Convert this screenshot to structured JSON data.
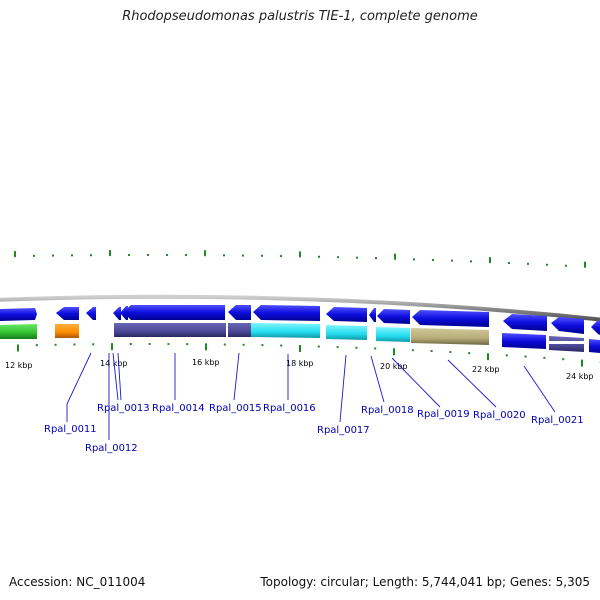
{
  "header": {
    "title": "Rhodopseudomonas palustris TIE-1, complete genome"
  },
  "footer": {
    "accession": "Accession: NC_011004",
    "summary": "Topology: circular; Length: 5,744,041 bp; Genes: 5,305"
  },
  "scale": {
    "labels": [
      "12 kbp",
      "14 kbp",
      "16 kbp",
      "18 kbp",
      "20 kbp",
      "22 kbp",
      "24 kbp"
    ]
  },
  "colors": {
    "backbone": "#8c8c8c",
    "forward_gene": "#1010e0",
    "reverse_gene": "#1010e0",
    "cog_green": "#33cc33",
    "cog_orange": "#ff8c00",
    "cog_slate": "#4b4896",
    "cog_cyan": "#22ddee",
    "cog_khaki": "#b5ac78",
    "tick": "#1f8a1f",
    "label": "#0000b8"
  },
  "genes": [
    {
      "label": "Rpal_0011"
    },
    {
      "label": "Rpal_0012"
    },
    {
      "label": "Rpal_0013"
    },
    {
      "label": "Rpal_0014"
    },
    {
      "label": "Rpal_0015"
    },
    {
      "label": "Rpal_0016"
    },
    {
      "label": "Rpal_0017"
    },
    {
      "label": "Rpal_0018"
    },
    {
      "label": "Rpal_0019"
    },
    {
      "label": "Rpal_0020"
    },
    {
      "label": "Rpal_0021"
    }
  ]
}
━━━━━━━━━━━━━━━━━━━━━━━━━━━━━━
WHAT THE EXERCISE ASKS.
The finished copy should match the data above word for word and contain no pictures.

ANSWER SECTION.
Convert this screenshot to structured JSON data.
{
  "header": {
    "title": "Rhodopseudomonas palustris TIE-1, complete genome"
  },
  "footer": {
    "accession": "Accession: NC_011004",
    "summary": "Topology: circular; Length: 5,744,041 bp; Genes: 5,305"
  },
  "scale": {
    "labels": [
      "12 kbp",
      "14 kbp",
      "16 kbp",
      "18 kbp",
      "20 kbp",
      "22 kbp",
      "24 kbp"
    ]
  },
  "colors": {
    "backbone": "#8c8c8c",
    "forward_gene": "#1010e0",
    "reverse_gene": "#1010e0",
    "cog_green": "#33cc33",
    "cog_orange": "#ff8c00",
    "cog_slate": "#4b4896",
    "cog_cyan": "#22ddee",
    "cog_khaki": "#b5ac78",
    "tick": "#1f8a1f",
    "label": "#0000b8"
  },
  "genes": [
    {
      "label": "Rpal_0011"
    },
    {
      "label": "Rpal_0012"
    },
    {
      "label": "Rpal_0013"
    },
    {
      "label": "Rpal_0014"
    },
    {
      "label": "Rpal_0015"
    },
    {
      "label": "Rpal_0016"
    },
    {
      "label": "Rpal_0017"
    },
    {
      "label": "Rpal_0018"
    },
    {
      "label": "Rpal_0019"
    },
    {
      "label": "Rpal_0020"
    },
    {
      "label": "Rpal_0021"
    }
  ]
}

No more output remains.